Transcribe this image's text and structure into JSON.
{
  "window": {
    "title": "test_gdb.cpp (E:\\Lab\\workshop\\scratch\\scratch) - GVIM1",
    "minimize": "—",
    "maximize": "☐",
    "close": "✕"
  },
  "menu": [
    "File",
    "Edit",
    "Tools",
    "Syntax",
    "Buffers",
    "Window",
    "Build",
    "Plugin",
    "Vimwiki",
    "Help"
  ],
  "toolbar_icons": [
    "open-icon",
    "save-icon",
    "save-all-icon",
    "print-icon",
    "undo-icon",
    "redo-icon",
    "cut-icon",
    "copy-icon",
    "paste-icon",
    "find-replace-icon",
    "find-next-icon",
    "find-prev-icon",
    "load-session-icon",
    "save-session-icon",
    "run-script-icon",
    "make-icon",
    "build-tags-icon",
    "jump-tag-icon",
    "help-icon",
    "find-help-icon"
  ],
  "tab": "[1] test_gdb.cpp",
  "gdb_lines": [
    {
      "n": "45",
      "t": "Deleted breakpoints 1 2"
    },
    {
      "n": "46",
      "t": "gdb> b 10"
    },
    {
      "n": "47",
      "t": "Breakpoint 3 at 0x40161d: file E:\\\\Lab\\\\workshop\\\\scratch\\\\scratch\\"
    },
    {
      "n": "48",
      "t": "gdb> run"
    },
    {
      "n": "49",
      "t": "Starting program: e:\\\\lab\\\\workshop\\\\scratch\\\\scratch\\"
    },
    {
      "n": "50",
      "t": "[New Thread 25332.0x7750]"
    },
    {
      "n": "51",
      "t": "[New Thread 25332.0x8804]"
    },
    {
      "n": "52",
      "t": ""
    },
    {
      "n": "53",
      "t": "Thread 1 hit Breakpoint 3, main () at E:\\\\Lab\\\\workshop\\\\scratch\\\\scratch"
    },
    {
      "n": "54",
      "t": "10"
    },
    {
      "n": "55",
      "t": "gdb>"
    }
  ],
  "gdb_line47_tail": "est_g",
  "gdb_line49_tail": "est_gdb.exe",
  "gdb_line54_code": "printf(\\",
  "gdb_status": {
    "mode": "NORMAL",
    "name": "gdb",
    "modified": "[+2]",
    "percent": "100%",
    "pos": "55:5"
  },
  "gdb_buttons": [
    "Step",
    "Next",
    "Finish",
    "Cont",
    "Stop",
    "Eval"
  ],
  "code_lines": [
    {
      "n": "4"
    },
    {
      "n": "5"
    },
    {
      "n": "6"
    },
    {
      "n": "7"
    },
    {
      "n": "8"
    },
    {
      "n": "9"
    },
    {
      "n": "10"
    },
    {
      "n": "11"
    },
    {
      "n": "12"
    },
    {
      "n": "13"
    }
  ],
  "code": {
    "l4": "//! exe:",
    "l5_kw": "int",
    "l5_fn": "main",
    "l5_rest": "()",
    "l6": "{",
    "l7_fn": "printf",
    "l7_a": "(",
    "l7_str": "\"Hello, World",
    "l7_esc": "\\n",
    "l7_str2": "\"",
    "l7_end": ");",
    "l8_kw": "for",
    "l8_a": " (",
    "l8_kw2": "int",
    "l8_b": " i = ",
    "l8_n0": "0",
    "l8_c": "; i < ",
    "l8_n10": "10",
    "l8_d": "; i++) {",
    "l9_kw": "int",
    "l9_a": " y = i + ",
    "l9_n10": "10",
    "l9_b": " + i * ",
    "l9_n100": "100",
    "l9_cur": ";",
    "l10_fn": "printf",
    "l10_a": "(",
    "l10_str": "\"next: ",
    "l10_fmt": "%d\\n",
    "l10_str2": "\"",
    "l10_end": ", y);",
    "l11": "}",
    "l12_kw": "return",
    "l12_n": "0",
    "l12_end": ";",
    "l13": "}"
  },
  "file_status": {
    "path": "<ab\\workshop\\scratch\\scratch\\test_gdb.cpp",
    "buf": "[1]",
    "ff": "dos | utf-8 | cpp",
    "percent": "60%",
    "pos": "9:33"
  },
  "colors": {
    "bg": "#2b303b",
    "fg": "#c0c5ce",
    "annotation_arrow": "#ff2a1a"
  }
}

Exercise details
Write out all records exactly, keeping every detail.

Answer to this problem
Transcribe this image's text and structure into JSON.
{
  "window": {
    "title": "test_gdb.cpp (E:\\Lab\\workshop\\scratch\\scratch) - GVIM1",
    "minimize": "—",
    "maximize": "☐",
    "close": "✕"
  },
  "menu": [
    "File",
    "Edit",
    "Tools",
    "Syntax",
    "Buffers",
    "Window",
    "Build",
    "Plugin",
    "Vimwiki",
    "Help"
  ],
  "toolbar_icons": [
    "open-icon",
    "save-icon",
    "save-all-icon",
    "print-icon",
    "undo-icon",
    "redo-icon",
    "cut-icon",
    "copy-icon",
    "paste-icon",
    "find-replace-icon",
    "find-next-icon",
    "find-prev-icon",
    "load-session-icon",
    "save-session-icon",
    "run-script-icon",
    "make-icon",
    "build-tags-icon",
    "jump-tag-icon",
    "help-icon",
    "find-help-icon"
  ],
  "tab": "[1] test_gdb.cpp",
  "gdb_lines": [
    {
      "n": "45",
      "t": "Deleted breakpoints 1 2"
    },
    {
      "n": "46",
      "t": "gdb> b 10"
    },
    {
      "n": "47",
      "t": "Breakpoint 3 at 0x40161d: file E:\\\\Lab\\\\workshop\\\\scratch\\\\scratch\\"
    },
    {
      "n": "48",
      "t": "gdb> run"
    },
    {
      "n": "49",
      "t": "Starting program: e:\\\\lab\\\\workshop\\\\scratch\\\\scratch\\"
    },
    {
      "n": "50",
      "t": "[New Thread 25332.0x7750]"
    },
    {
      "n": "51",
      "t": "[New Thread 25332.0x8804]"
    },
    {
      "n": "52",
      "t": ""
    },
    {
      "n": "53",
      "t": "Thread 1 hit Breakpoint 3, main () at E:\\\\Lab\\\\workshop\\\\scratch\\\\scratch"
    },
    {
      "n": "54",
      "t": "10"
    },
    {
      "n": "55",
      "t": "gdb>"
    }
  ],
  "gdb_line47_tail": "est_g",
  "gdb_line49_tail": "est_gdb.exe",
  "gdb_line54_code": "printf(\\",
  "gdb_status": {
    "mode": "NORMAL",
    "name": "gdb",
    "modified": "[+2]",
    "percent": "100%",
    "pos": "55:5"
  },
  "gdb_buttons": [
    "Step",
    "Next",
    "Finish",
    "Cont",
    "Stop",
    "Eval"
  ],
  "code_lines": [
    {
      "n": "4"
    },
    {
      "n": "5"
    },
    {
      "n": "6"
    },
    {
      "n": "7"
    },
    {
      "n": "8"
    },
    {
      "n": "9"
    },
    {
      "n": "10"
    },
    {
      "n": "11"
    },
    {
      "n": "12"
    },
    {
      "n": "13"
    }
  ],
  "code": {
    "l4": "//! exe:",
    "l5_kw": "int",
    "l5_fn": "main",
    "l5_rest": "()",
    "l6": "{",
    "l7_fn": "printf",
    "l7_a": "(",
    "l7_str": "\"Hello, World",
    "l7_esc": "\\n",
    "l7_str2": "\"",
    "l7_end": ");",
    "l8_kw": "for",
    "l8_a": " (",
    "l8_kw2": "int",
    "l8_b": " i = ",
    "l8_n0": "0",
    "l8_c": "; i < ",
    "l8_n10": "10",
    "l8_d": "; i++) {",
    "l9_kw": "int",
    "l9_a": " y = i + ",
    "l9_n10": "10",
    "l9_b": " + i * ",
    "l9_n100": "100",
    "l9_cur": ";",
    "l10_fn": "printf",
    "l10_a": "(",
    "l10_str": "\"next: ",
    "l10_fmt": "%d\\n",
    "l10_str2": "\"",
    "l10_end": ", y);",
    "l11": "}",
    "l12_kw": "return",
    "l12_n": "0",
    "l12_end": ";",
    "l13": "}"
  },
  "file_status": {
    "path": "<ab\\workshop\\scratch\\scratch\\test_gdb.cpp",
    "buf": "[1]",
    "ff": "dos | utf-8 | cpp",
    "percent": "60%",
    "pos": "9:33"
  },
  "colors": {
    "bg": "#2b303b",
    "fg": "#c0c5ce",
    "annotation_arrow": "#ff2a1a"
  }
}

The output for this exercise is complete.